TASK — In the material below, identify each line bearing the word "arriba". Reproduce those lines.

[Collected data]
* * *

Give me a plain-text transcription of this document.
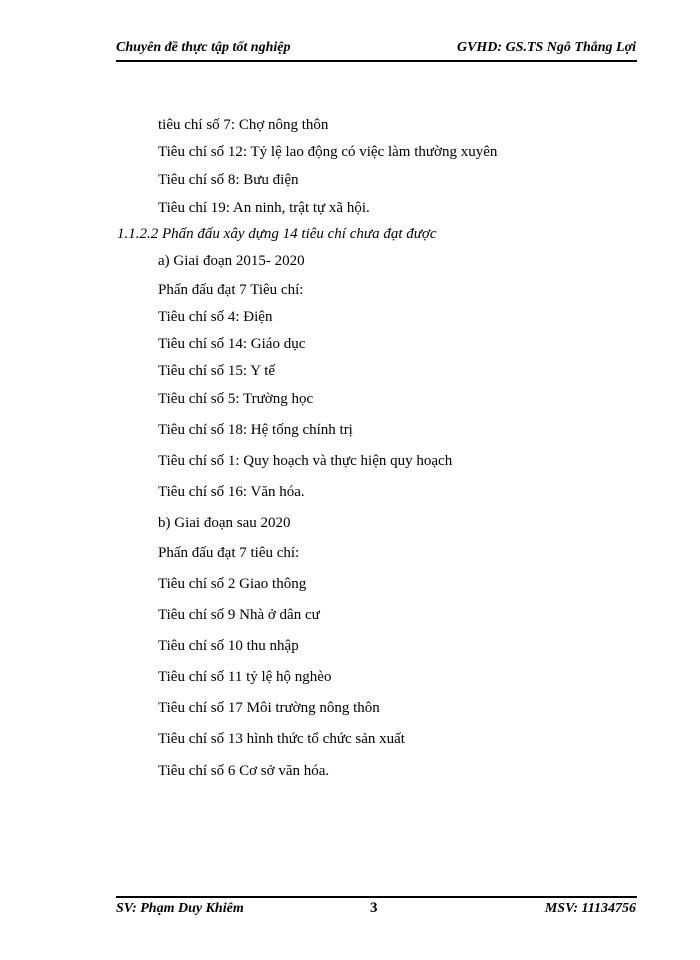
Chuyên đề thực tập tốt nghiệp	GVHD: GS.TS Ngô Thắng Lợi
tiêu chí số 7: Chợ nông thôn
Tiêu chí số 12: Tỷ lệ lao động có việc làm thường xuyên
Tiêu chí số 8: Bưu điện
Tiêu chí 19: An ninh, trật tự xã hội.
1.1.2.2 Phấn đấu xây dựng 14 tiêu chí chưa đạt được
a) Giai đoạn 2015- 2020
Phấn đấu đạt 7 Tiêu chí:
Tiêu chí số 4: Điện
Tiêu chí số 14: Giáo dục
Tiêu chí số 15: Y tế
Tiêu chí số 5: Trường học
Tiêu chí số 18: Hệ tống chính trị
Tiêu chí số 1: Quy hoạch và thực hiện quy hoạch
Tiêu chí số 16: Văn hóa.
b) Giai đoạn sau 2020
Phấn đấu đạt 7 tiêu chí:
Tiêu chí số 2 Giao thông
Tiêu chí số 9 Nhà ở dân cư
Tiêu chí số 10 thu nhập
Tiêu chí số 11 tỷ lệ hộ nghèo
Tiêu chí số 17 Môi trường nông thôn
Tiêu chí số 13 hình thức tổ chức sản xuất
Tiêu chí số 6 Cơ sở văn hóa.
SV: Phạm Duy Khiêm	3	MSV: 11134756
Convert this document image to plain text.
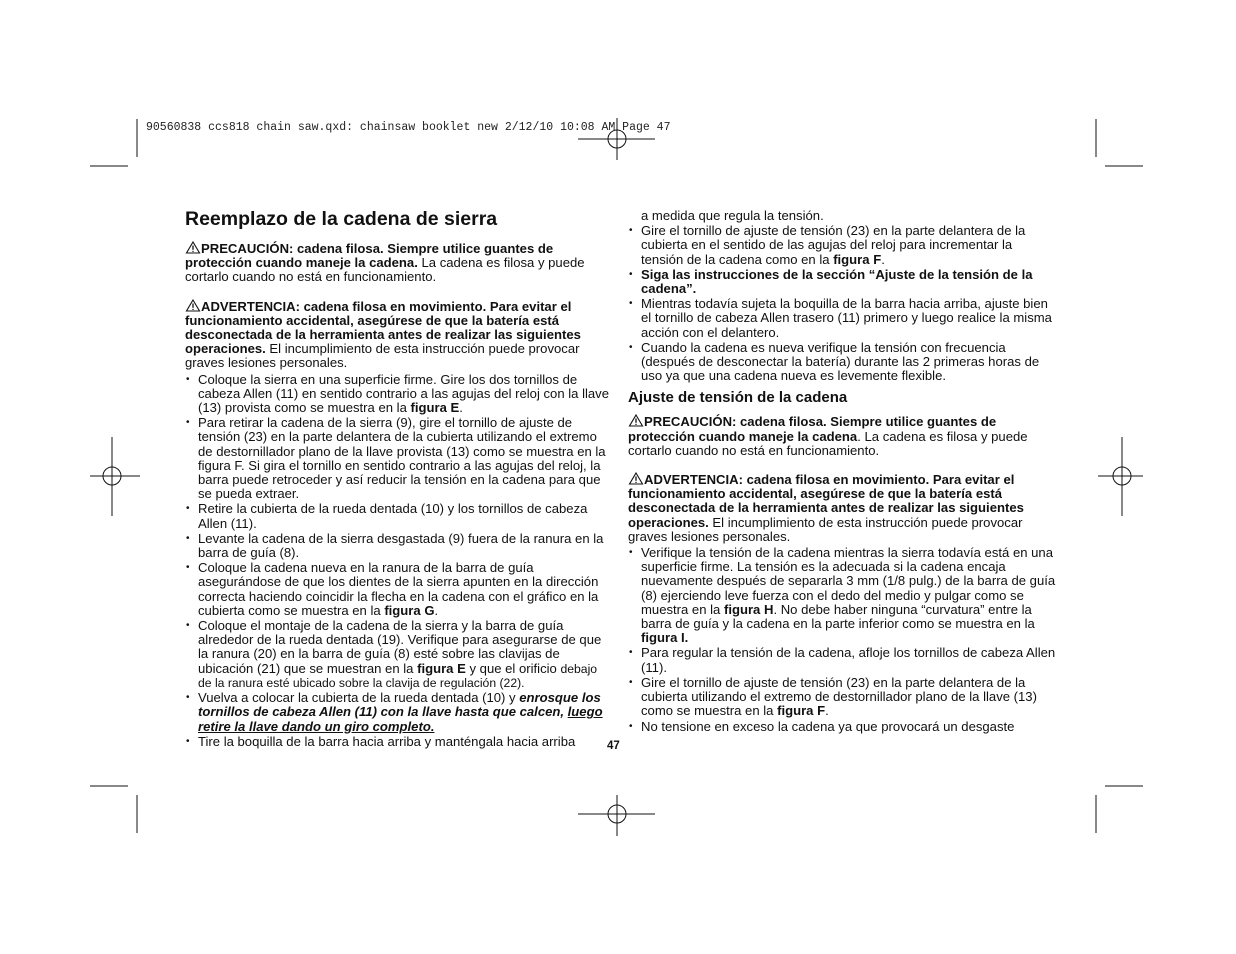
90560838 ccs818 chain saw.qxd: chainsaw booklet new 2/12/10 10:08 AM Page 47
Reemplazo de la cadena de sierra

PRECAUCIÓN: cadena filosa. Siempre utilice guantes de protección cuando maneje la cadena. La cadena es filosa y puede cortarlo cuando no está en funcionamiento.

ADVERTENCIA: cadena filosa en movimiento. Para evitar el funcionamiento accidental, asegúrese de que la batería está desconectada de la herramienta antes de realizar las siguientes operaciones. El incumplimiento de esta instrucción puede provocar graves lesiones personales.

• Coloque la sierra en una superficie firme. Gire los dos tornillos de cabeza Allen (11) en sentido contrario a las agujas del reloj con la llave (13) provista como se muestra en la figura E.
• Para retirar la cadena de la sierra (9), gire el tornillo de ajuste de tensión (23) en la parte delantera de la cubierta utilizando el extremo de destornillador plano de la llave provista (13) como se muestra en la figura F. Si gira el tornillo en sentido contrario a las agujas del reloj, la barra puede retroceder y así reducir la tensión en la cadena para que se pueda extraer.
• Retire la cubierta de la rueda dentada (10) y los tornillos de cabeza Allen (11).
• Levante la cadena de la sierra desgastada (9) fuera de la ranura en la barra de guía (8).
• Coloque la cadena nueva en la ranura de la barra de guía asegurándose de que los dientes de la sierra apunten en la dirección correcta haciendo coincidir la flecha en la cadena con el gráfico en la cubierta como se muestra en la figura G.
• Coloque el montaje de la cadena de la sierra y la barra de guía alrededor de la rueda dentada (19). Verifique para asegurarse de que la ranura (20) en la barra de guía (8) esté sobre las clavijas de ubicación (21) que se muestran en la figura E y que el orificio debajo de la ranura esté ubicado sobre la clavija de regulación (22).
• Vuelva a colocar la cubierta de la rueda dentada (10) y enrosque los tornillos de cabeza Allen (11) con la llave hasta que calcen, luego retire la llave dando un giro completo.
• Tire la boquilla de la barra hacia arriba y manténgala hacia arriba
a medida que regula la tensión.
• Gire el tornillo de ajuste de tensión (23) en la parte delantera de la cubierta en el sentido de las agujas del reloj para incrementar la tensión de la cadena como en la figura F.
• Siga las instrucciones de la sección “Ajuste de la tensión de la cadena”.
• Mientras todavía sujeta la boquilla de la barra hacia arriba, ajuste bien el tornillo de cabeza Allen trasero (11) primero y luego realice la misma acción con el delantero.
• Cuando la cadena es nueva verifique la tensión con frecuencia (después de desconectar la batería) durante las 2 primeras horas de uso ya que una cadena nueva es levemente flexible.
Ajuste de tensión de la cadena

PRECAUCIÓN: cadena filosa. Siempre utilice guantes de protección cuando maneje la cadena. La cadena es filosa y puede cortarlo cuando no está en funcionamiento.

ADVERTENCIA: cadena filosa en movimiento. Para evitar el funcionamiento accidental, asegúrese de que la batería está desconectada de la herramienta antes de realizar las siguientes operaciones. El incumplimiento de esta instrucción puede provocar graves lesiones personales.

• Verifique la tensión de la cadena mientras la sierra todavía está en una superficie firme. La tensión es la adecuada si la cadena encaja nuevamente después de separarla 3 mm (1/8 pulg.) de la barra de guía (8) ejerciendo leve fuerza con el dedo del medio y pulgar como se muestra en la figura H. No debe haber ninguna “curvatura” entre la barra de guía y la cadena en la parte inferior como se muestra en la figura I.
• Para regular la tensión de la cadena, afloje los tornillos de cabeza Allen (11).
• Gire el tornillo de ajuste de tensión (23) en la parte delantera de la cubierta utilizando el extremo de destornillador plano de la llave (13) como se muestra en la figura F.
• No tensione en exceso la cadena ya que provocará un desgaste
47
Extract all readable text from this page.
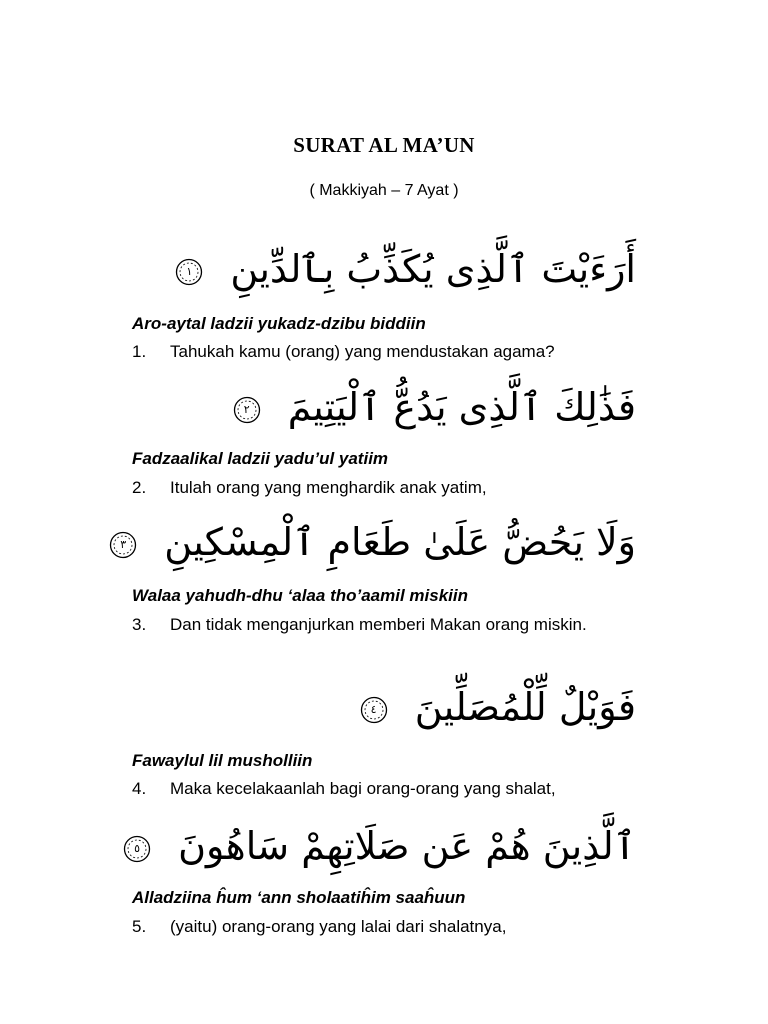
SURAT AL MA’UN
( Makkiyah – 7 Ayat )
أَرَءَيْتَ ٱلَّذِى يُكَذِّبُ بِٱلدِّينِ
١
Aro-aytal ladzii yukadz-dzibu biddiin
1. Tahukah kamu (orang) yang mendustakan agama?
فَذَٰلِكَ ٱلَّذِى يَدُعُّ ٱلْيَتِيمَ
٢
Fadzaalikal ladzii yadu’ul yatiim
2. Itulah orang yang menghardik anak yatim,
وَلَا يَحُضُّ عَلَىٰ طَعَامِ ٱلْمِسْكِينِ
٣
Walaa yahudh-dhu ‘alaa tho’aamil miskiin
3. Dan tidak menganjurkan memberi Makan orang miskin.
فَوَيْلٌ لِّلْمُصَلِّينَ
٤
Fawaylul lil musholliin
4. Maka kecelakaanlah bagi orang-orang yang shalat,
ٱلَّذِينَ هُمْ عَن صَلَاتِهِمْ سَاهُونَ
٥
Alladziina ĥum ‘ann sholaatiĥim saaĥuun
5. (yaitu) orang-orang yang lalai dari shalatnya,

* * *

CORRECT OUTPUT —
• Tire la boquilla de la barra hacia arriba y manténgala hacia arriba
• Mientras todavía sujeta la boquilla de la barra hacia arriba, ajuste bien el tornillo de cabeza Allen trasero (11) primero y luego realice la misma acción con el delantero.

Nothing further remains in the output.